Data entries:
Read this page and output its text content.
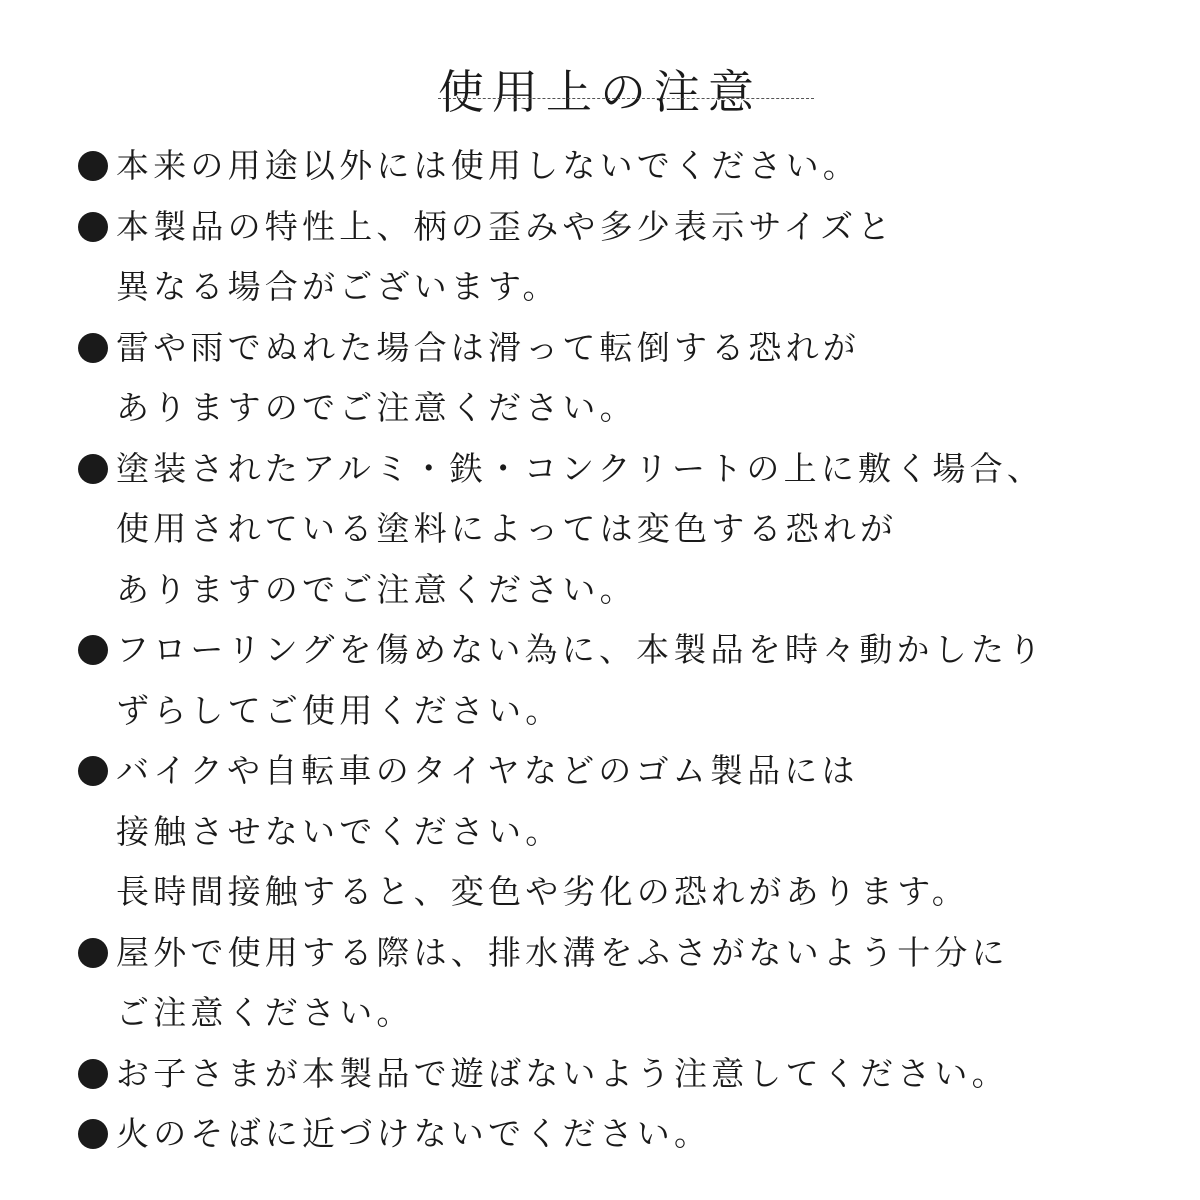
使用上の注意
本来の用途以外には使用しないでください。
本製品の特性上、柄の歪みや多少表示サイズと
異なる場合がございます。
雷や雨でぬれた場合は滑って転倒する恐れが
ありますのでご注意ください。
塗装されたアルミ・鉄・コンクリートの上に敷く場合、
使用されている塗料によっては変色する恐れが
ありますのでご注意ください。
フローリングを傷めない為に、本製品を時々動かしたり
ずらしてご使用ください。
バイクや自転車のタイヤなどのゴム製品には
接触させないでください。
長時間接触すると、変色や劣化の恐れがあります。
屋外で使用する際は、排水溝をふさがないよう十分に
ご注意ください。
お子さまが本製品で遊ばないよう注意してください。
火のそばに近づけないでください。
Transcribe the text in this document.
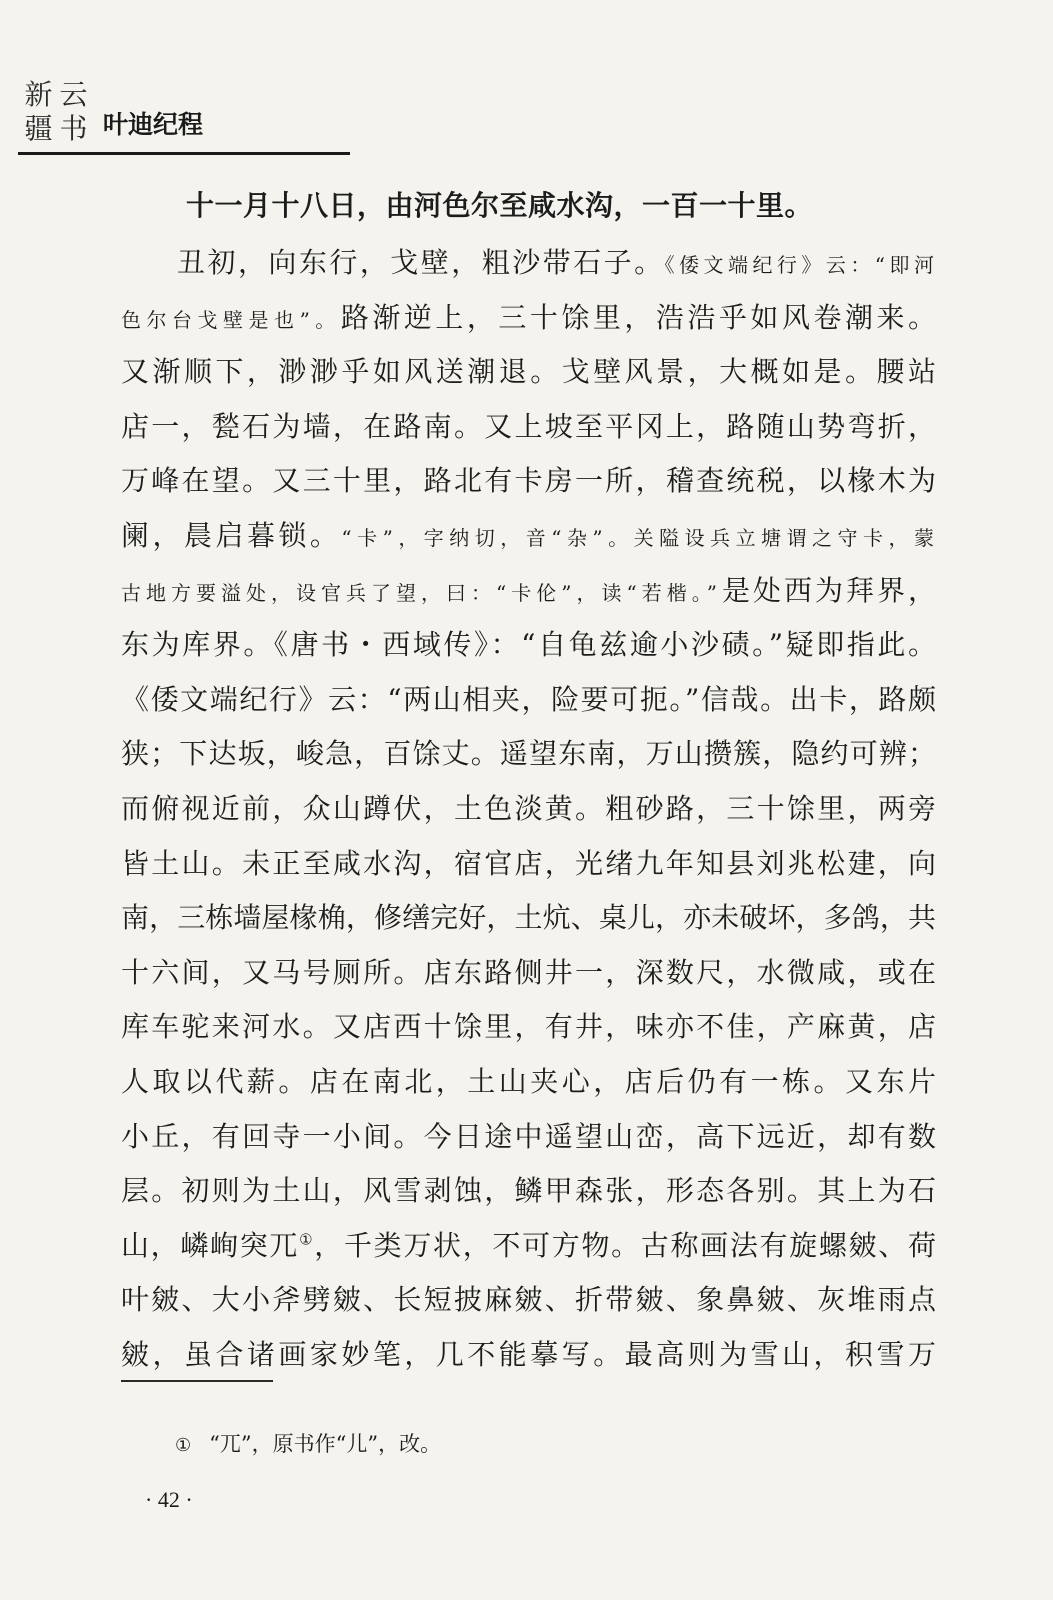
新 云
疆 书 叶迪纪程
十一月十八日，由河色尔至咸水沟，一百一十里。
丑初，向东行，戈壁，粗沙带石子。《倭文端纪行》云：“即河
色尔台戈壁是也”。路渐逆上，三十馀里，浩浩乎如风卷潮来。
又渐顺下，渺渺乎如风送潮退。戈壁风景，大概如是。腰站
店一，甃石为墙，在路南。又上坡至平冈上，路随山势弯折，
万峰在望。又三十里，路北有卡房一所，稽查统税，以椽木为
阑，晨启暮锁。“卡”，字纳切，音“杂”。关隘设兵立塘谓之守卡，蒙
古地方要溢处，设官兵了望，曰：“卡伦”，读“若楷。”是处西为拜界，
东为库界。《唐书・西域传》：“自龟兹逾小沙碛。”疑即指此。
《倭文端纪行》云：“两山相夹，险要可扼。”信哉。出卡，路颇
狭；下达坂，峻急，百馀丈。遥望东南，万山攒簇，隐约可辨；
而俯视近前，众山蹲伏，土色淡黄。粗砂路，三十馀里，两旁
皆土山。未正至咸水沟，宿官店，光绪九年知县刘兆松建，向
南，三栋墙屋椽桷，修缮完好，土炕、桌儿，亦未破坏，多鸽，共
十六间，又马号厕所。店东路侧井一，深数尺，水微咸，或在
库车驼来河水。又店西十馀里，有井，味亦不佳，产麻黄，店
人取以代薪。店在南北，土山夹心，店后仍有一栋。又东片
小丘，有回寺一小间。今日途中遥望山峦，高下远近，却有数
层。初则为土山，风雪剥蚀，鳞甲森张，形态各别。其上为石
山，嶙峋突兀①，千类万状，不可方物。古称画法有旋螺皴、荷
叶皴、大小斧劈皴、长短披麻皴、折带皴、象鼻皴、灰堆雨点
皴，虽合诸画家妙笔，几不能摹写。最高则为雪山，积雪万
① “兀”，原书作“儿”，改。
· 42 ·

EXERCISE ▸ Exclude every picture and copy the remaining data exactly.

RESPONSE FOR THIS EXERCISE ▸
Read this page and output its text content.
使用上の注意
本来の用途以外には使用しないでください。
本製品の特性上、柄の歪みや多少表示サイズと
異なる場合がございます。
雷や雨でぬれた場合は滑って転倒する恐れが
ありますのでご注意ください。
塗装されたアルミ・鉄・コンクリートの上に敷く場合、
使用されている塗料によっては変色する恐れが
ありますのでご注意ください。
フローリングを傷めない為に、本製品を時々動かしたり
ずらしてご使用ください。
バイクや自転車のタイヤなどのゴム製品には
接触させないでください。
長時間接触すると、変色や劣化の恐れがあります。
屋外で使用する際は、排水溝をふさがないよう十分に
ご注意ください。
お子さまが本製品で遊ばないよう注意してください。
火のそばに近づけないでください。
Transcribe the text in this document.
新 云
疆 书 叶迪纪程
十一月十八日，由河色尔至咸水沟，一百一十里。
丑初，向东行，戈壁，粗沙带石子。《倭文端纪行》云：“即河
色尔台戈壁是也”。路渐逆上，三十馀里，浩浩乎如风卷潮来。
又渐顺下，渺渺乎如风送潮退。戈壁风景，大概如是。腰站
店一，甃石为墙，在路南。又上坡至平冈上，路随山势弯折，
万峰在望。又三十里，路北有卡房一所，稽查统税，以椽木为
阑，晨启暮锁。“卡”，字纳切，音“杂”。关隘设兵立塘谓之守卡，蒙
古地方要溢处，设官兵了望，曰：“卡伦”，读“若楷。”是处西为拜界，
东为库界。《唐书・西域传》：“自龟兹逾小沙碛。”疑即指此。
《倭文端纪行》云：“两山相夹，险要可扼。”信哉。出卡，路颇
狭；下达坂，峻急，百馀丈。遥望东南，万山攒簇，隐约可辨；
而俯视近前，众山蹲伏，土色淡黄。粗砂路，三十馀里，两旁
皆土山。未正至咸水沟，宿官店，光绪九年知县刘兆松建，向
南，三栋墙屋椽桷，修缮完好，土炕、桌儿，亦未破坏，多鸽，共
十六间，又马号厕所。店东路侧井一，深数尺，水微咸，或在
库车驼来河水。又店西十馀里，有井，味亦不佳，产麻黄，店
人取以代薪。店在南北，土山夹心，店后仍有一栋。又东片
小丘，有回寺一小间。今日途中遥望山峦，高下远近，却有数
层。初则为土山，风雪剥蚀，鳞甲森张，形态各别。其上为石
山，嶙峋突兀①，千类万状，不可方物。古称画法有旋螺皴、荷
叶皴、大小斧劈皴、长短披麻皴、折带皴、象鼻皴、灰堆雨点
皴，虽合诸画家妙笔，几不能摹写。最高则为雪山，积雪万
① “兀”，原书作“儿”，改。
· 42 ·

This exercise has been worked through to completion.